> _Goal of the exercise_: Exact reproduction is required for all entries.

BEGIN Supplied data

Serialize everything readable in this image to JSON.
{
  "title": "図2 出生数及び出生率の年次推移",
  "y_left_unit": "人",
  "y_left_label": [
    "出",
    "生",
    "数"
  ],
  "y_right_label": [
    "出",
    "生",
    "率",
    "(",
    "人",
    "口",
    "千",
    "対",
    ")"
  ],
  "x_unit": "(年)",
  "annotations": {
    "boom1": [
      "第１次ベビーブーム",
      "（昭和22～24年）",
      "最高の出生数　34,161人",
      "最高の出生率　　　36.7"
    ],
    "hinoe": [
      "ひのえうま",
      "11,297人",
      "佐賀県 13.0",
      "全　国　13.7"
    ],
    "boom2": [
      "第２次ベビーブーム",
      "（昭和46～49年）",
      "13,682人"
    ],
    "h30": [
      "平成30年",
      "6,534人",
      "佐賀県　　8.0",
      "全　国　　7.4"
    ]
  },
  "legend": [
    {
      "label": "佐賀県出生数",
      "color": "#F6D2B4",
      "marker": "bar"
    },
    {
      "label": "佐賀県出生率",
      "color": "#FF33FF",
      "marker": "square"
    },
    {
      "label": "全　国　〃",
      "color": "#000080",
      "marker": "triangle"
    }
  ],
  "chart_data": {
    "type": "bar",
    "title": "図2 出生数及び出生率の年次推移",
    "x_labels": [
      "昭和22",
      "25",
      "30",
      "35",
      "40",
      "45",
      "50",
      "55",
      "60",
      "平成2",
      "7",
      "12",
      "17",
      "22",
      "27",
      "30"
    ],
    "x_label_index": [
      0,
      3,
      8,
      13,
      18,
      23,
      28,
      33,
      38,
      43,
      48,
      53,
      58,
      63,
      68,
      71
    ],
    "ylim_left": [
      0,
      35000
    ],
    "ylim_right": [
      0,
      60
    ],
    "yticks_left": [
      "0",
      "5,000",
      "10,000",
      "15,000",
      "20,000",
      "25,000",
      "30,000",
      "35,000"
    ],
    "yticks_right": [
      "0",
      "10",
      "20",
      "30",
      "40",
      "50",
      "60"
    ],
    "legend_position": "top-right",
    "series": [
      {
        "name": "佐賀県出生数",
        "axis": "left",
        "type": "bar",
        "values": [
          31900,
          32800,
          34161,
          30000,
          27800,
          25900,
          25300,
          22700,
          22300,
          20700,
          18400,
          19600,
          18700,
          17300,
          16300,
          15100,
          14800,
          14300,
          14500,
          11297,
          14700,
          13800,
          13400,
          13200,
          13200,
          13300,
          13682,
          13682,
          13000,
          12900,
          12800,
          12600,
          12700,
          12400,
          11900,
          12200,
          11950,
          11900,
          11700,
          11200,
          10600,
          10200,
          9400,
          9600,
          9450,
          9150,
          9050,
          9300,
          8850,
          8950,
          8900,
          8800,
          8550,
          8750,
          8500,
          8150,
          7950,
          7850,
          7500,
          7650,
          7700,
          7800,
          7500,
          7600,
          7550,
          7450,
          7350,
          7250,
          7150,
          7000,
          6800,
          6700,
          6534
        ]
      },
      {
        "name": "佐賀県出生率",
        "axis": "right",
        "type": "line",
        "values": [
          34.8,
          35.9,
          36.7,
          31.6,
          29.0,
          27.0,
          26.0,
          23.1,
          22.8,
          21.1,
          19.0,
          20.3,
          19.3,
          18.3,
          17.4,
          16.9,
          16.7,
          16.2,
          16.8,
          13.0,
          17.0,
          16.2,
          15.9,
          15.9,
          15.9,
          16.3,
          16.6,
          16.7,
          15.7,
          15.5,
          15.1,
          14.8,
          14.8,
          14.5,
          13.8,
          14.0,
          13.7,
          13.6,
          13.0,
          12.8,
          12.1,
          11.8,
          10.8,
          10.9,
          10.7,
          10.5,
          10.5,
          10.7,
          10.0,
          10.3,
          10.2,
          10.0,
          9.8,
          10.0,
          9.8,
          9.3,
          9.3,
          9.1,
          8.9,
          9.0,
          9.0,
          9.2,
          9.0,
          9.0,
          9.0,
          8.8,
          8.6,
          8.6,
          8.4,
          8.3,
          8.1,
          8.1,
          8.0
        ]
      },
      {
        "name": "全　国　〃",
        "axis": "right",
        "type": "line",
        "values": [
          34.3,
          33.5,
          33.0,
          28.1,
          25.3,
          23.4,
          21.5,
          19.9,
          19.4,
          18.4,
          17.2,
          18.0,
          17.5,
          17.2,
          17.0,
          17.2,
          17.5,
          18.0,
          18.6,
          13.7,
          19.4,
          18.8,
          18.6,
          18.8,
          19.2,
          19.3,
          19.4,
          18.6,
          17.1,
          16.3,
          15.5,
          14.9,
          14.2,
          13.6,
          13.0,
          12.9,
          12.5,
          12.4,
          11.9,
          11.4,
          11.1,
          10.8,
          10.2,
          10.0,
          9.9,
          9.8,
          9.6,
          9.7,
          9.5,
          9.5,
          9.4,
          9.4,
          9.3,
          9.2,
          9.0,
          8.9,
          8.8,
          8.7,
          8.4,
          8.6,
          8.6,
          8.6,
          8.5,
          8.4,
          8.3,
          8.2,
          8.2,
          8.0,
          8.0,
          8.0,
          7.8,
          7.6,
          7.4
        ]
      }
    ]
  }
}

END Supplied data

> _Response to this task_:
Serialize everything readable in this image to JSON.
{
  "title": "図2 出生数及び出生率の年次推移",
  "y_left_unit": "人",
  "y_left_label": [
    "出",
    "生",
    "数"
  ],
  "y_right_label": [
    "出",
    "生",
    "率",
    "(",
    "人",
    "口",
    "千",
    "対",
    ")"
  ],
  "x_unit": "(年)",
  "annotations": {
    "boom1": [
      "第１次ベビーブーム",
      "（昭和22～24年）",
      "最高の出生数　34,161人",
      "最高の出生率　　　36.7"
    ],
    "hinoe": [
      "ひのえうま",
      "11,297人",
      "佐賀県 13.0",
      "全　国　13.7"
    ],
    "boom2": [
      "第２次ベビーブーム",
      "（昭和46～49年）",
      "13,682人"
    ],
    "h30": [
      "平成30年",
      "6,534人",
      "佐賀県　　8.0",
      "全　国　　7.4"
    ]
  },
  "legend": [
    {
      "label": "佐賀県出生数",
      "color": "#F6D2B4",
      "marker": "bar"
    },
    {
      "label": "佐賀県出生率",
      "color": "#FF33FF",
      "marker": "square"
    },
    {
      "label": "全　国　〃",
      "color": "#000080",
      "marker": "triangle"
    }
  ],
  "chart_data": {
    "type": "bar",
    "title": "図2 出生数及び出生率の年次推移",
    "x_labels": [
      "昭和22",
      "25",
      "30",
      "35",
      "40",
      "45",
      "50",
      "55",
      "60",
      "平成2",
      "7",
      "12",
      "17",
      "22",
      "27",
      "30"
    ],
    "x_label_index": [
      0,
      3,
      8,
      13,
      18,
      23,
      28,
      33,
      38,
      43,
      48,
      53,
      58,
      63,
      68,
      71
    ],
    "ylim_left": [
      0,
      35000
    ],
    "ylim_right": [
      0,
      60
    ],
    "yticks_left": [
      "0",
      "5,000",
      "10,000",
      "15,000",
      "20,000",
      "25,000",
      "30,000",
      "35,000"
    ],
    "yticks_right": [
      "0",
      "10",
      "20",
      "30",
      "40",
      "50",
      "60"
    ],
    "legend_position": "top-right",
    "series": [
      {
        "name": "佐賀県出生数",
        "axis": "left",
        "type": "bar",
        "values": [
          31900,
          32800,
          34161,
          30000,
          27800,
          25900,
          25300,
          22700,
          22300,
          20700,
          18400,
          19600,
          18700,
          17300,
          16300,
          15100,
          14800,
          14300,
          14500,
          11297,
          14700,
          13800,
          13400,
          13200,
          13200,
          13300,
          13682,
          13682,
          13000,
          12900,
          12800,
          12600,
          12700,
          12400,
          11900,
          12200,
          11950,
          11900,
          11700,
          11200,
          10600,
          10200,
          9400,
          9600,
          9450,
          9150,
          9050,
          9300,
          8850,
          8950,
          8900,
          8800,
          8550,
          8750,
          8500,
          8150,
          7950,
          7850,
          7500,
          7650,
          7700,
          7800,
          7500,
          7600,
          7550,
          7450,
          7350,
          7250,
          7150,
          7000,
          6800,
          6700,
          6534
        ]
      },
      {
        "name": "佐賀県出生率",
        "axis": "right",
        "type": "line",
        "values": [
          34.8,
          35.9,
          36.7,
          31.6,
          29.0,
          27.0,
          26.0,
          23.1,
          22.8,
          21.1,
          19.0,
          20.3,
          19.3,
          18.3,
          17.4,
          16.9,
          16.7,
          16.2,
          16.8,
          13.0,
          17.0,
          16.2,
          15.9,
          15.9,
          15.9,
          16.3,
          16.6,
          16.7,
          15.7,
          15.5,
          15.1,
          14.8,
          14.8,
          14.5,
          13.8,
          14.0,
          13.7,
          13.6,
          13.0,
          12.8,
          12.1,
          11.8,
          10.8,
          10.9,
          10.7,
          10.5,
          10.5,
          10.7,
          10.0,
          10.3,
          10.2,
          10.0,
          9.8,
          10.0,
          9.8,
          9.3,
          9.3,
          9.1,
          8.9,
          9.0,
          9.0,
          9.2,
          9.0,
          9.0,
          9.0,
          8.8,
          8.6,
          8.6,
          8.4,
          8.3,
          8.1,
          8.1,
          8.0
        ]
      },
      {
        "name": "全　国　〃",
        "axis": "right",
        "type": "line",
        "values": [
          34.3,
          33.5,
          33.0,
          28.1,
          25.3,
          23.4,
          21.5,
          19.9,
          19.4,
          18.4,
          17.2,
          18.0,
          17.5,
          17.2,
          17.0,
          17.2,
          17.5,
          18.0,
          18.6,
          13.7,
          19.4,
          18.8,
          18.6,
          18.8,
          19.2,
          19.3,
          19.4,
          18.6,
          17.1,
          16.3,
          15.5,
          14.9,
          14.2,
          13.6,
          13.0,
          12.9,
          12.5,
          12.4,
          11.9,
          11.4,
          11.1,
          10.8,
          10.2,
          10.0,
          9.9,
          9.8,
          9.6,
          9.7,
          9.5,
          9.5,
          9.4,
          9.4,
          9.3,
          9.2,
          9.0,
          8.9,
          8.8,
          8.7,
          8.4,
          8.6,
          8.6,
          8.6,
          8.5,
          8.4,
          8.3,
          8.2,
          8.2,
          8.0,
          8.0,
          8.0,
          7.8,
          7.6,
          7.4
        ]
      }
    ]
  }
}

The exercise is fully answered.